+++ GIVEN RECORDS +++

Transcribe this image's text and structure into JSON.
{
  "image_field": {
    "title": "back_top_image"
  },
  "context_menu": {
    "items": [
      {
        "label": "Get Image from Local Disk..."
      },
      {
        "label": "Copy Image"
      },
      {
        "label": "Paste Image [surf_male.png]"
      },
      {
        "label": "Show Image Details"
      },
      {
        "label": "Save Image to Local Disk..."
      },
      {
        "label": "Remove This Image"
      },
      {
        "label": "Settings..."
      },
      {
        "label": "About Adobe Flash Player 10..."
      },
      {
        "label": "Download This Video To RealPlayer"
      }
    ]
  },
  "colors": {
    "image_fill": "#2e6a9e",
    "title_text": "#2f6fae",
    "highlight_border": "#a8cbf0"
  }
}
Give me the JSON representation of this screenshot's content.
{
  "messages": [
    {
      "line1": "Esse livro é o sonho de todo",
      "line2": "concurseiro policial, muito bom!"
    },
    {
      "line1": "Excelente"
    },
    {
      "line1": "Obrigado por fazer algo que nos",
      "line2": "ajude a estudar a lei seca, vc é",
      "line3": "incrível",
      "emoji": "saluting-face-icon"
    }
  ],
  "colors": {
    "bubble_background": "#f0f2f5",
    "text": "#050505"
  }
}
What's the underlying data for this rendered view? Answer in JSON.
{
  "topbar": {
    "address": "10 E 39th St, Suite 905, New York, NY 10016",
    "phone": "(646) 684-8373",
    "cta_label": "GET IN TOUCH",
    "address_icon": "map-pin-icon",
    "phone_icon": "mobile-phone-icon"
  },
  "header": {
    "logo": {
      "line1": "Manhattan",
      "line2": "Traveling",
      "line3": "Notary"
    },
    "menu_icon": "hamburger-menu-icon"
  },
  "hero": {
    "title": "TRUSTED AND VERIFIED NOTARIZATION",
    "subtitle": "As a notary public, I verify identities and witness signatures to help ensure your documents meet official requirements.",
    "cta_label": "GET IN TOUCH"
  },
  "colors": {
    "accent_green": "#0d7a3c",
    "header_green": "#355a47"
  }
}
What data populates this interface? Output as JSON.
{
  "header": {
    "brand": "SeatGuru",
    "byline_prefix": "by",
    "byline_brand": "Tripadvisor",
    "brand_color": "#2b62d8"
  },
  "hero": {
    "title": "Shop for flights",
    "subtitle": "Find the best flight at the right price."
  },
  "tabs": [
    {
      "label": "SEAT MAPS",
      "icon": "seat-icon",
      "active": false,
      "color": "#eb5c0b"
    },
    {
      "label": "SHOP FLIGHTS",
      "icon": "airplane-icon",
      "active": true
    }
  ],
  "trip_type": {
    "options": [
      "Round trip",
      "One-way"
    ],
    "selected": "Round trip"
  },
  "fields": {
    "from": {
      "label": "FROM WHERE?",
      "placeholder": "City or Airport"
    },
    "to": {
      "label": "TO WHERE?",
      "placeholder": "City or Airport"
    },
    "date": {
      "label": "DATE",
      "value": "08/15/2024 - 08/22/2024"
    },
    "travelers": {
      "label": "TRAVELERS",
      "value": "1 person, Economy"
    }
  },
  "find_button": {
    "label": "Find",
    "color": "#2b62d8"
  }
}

+++

◆ WHAT THE TASK REQUIRES
Output the full listing without altering anything.

◆ COMPLETE ANSWER
Transcribe this image's text and structure into JSON.
{
  "image_field": {
    "title": "back_top_image"
  },
  "context_menu": {
    "items": [
      {
        "label": "Get Image from Local Disk..."
      },
      {
        "label": "Copy Image"
      },
      {
        "label": "Paste Image [surf_male.png]"
      },
      {
        "label": "Show Image Details"
      },
      {
        "label": "Save Image to Local Disk..."
      },
      {
        "label": "Remove This Image"
      },
      {
        "label": "Settings..."
      },
      {
        "label": "About Adobe Flash Player 10..."
      },
      {
        "label": "Download This Video To RealPlayer"
      }
    ]
  },
  "colors": {
    "image_fill": "#2e6a9e",
    "title_text": "#2f6fae",
    "highlight_border": "#a8cbf0"
  }
}
Give me the JSON representation of this screenshot's content.
{
  "messages": [
    {
      "line1": "Esse livro é o sonho de todo",
      "line2": "concurseiro policial, muito bom!"
    },
    {
      "line1": "Excelente"
    },
    {
      "line1": "Obrigado por fazer algo que nos",
      "line2": "ajude a estudar a lei seca, vc é",
      "line3": "incrível",
      "emoji": "saluting-face-icon"
    }
  ],
  "colors": {
    "bubble_background": "#f0f2f5",
    "text": "#050505"
  }
}
What's the underlying data for this rendered view? Answer in JSON.
{
  "topbar": {
    "address": "10 E 39th St, Suite 905, New York, NY 10016",
    "phone": "(646) 684-8373",
    "cta_label": "GET IN TOUCH",
    "address_icon": "map-pin-icon",
    "phone_icon": "mobile-phone-icon"
  },
  "header": {
    "logo": {
      "line1": "Manhattan",
      "line2": "Traveling",
      "line3": "Notary"
    },
    "menu_icon": "hamburger-menu-icon"
  },
  "hero": {
    "title": "TRUSTED AND VERIFIED NOTARIZATION",
    "subtitle": "As a notary public, I verify identities and witness signatures to help ensure your documents meet official requirements.",
    "cta_label": "GET IN TOUCH"
  },
  "colors": {
    "accent_green": "#0d7a3c",
    "header_green": "#355a47"
  }
}
What data populates this interface? Output as JSON.
{
  "header": {
    "brand": "SeatGuru",
    "byline_prefix": "by",
    "byline_brand": "Tripadvisor",
    "brand_color": "#2b62d8"
  },
  "hero": {
    "title": "Shop for flights",
    "subtitle": "Find the best flight at the right price."
  },
  "tabs": [
    {
      "label": "SEAT MAPS",
      "icon": "seat-icon",
      "active": false,
      "color": "#eb5c0b"
    },
    {
      "label": "SHOP FLIGHTS",
      "icon": "airplane-icon",
      "active": true
    }
  ],
  "trip_type": {
    "options": [
      "Round trip",
      "One-way"
    ],
    "selected": "Round trip"
  },
  "fields": {
    "from": {
      "label": "FROM WHERE?",
      "placeholder": "City or Airport"
    },
    "to": {
      "label": "TO WHERE?",
      "placeholder": "City or Airport"
    },
    "date": {
      "label": "DATE",
      "value": "08/15/2024 - 08/22/2024"
    },
    "travelers": {
      "label": "TRAVELERS",
      "value": "1 person, Economy"
    }
  },
  "find_button": {
    "label": "Find",
    "color": "#2b62d8"
  }
}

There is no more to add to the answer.